## Request:
Write out all the entries word for word, but skip any images.

## Task material:
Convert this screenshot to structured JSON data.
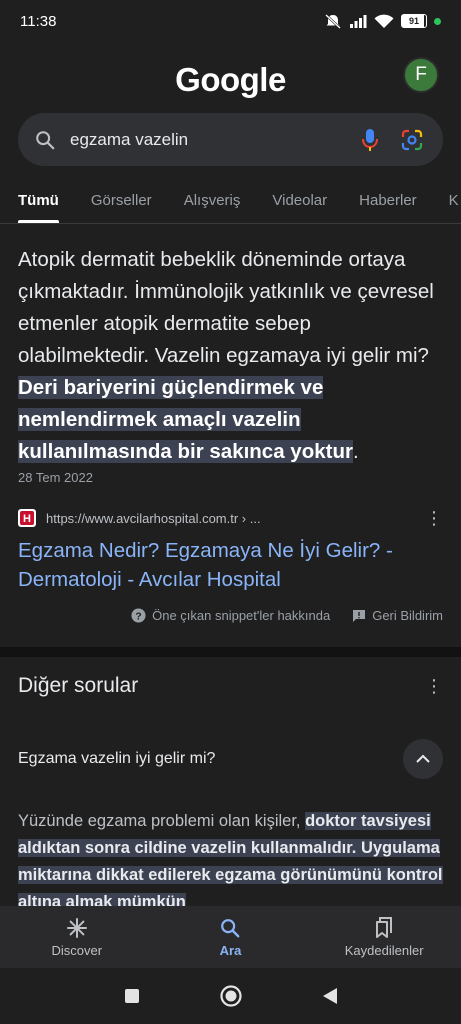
{
  "status": {
    "time": "11:38",
    "battery": "91",
    "battery_level": 0.91
  },
  "header": {
    "logo": "Google",
    "avatar_letter": "F"
  },
  "search": {
    "query": "egzama vazelin"
  },
  "tabs": [
    "Tümü",
    "Görseller",
    "Alışveriş",
    "Videolar",
    "Haberler",
    "K"
  ],
  "featured": {
    "text_before": "Atopik dermatit bebeklik döneminde ortaya çıkmaktadır. İmmünolojik yatkınlık ve çevresel etmenler atopik dermatite sebep olabilmektedir. Vazelin egzamaya iyi gelir mi? ",
    "text_highlight": "Deri bariyerini güçlendirmek ve nemlendirmek amaçlı vazelin kullanılmasında bir sakınca yoktur",
    "text_after": ".",
    "date": "28 Tem 2022",
    "source_url": "https://www.avcilarhospital.com.tr › ...",
    "title": "Egzama Nedir? Egzamaya Ne İyi Gelir? - Dermatoloji - Avcılar Hospital",
    "about_label": "Öne çıkan snippet'ler hakkında",
    "feedback_label": "Geri Bildirim"
  },
  "other_questions": {
    "heading": "Diğer sorular",
    "question": "Egzama vazelin iyi gelir mi?",
    "answer_before": "Yüzünde egzama problemi olan kişiler, ",
    "answer_highlight": "doktor tavsiyesi aldıktan sonra cildine vazelin kullanmalıdır. Uygulama miktarına dikkat edilerek egzama görünümünü kontrol altına almak mümkün"
  },
  "bottom_nav": {
    "discover": "Discover",
    "search": "Ara",
    "saved": "Kaydedilenler"
  }
}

## Correct response:
Convert this screenshot to structured JSON data.
{
  "status": {
    "time": "11:38",
    "battery": "91",
    "battery_level": 0.91
  },
  "header": {
    "logo": "Google",
    "avatar_letter": "F"
  },
  "search": {
    "query": "egzama vazelin"
  },
  "tabs": [
    "Tümü",
    "Görseller",
    "Alışveriş",
    "Videolar",
    "Haberler",
    "K"
  ],
  "featured": {
    "text_before": "Atopik dermatit bebeklik döneminde ortaya çıkmaktadır. İmmünolojik yatkınlık ve çevresel etmenler atopik dermatite sebep olabilmektedir. Vazelin egzamaya iyi gelir mi? ",
    "text_highlight": "Deri bariyerini güçlendirmek ve nemlendirmek amaçlı vazelin kullanılmasında bir sakınca yoktur",
    "text_after": ".",
    "date": "28 Tem 2022",
    "source_url": "https://www.avcilarhospital.com.tr › ...",
    "title": "Egzama Nedir? Egzamaya Ne İyi Gelir? - Dermatoloji - Avcılar Hospital",
    "about_label": "Öne çıkan snippet'ler hakkında",
    "feedback_label": "Geri Bildirim"
  },
  "other_questions": {
    "heading": "Diğer sorular",
    "question": "Egzama vazelin iyi gelir mi?",
    "answer_before": "Yüzünde egzama problemi olan kişiler, ",
    "answer_highlight": "doktor tavsiyesi aldıktan sonra cildine vazelin kullanmalıdır. Uygulama miktarına dikkat edilerek egzama görünümünü kontrol altına almak mümkün"
  },
  "bottom_nav": {
    "discover": "Discover",
    "search": "Ara",
    "saved": "Kaydedilenler"
  }
}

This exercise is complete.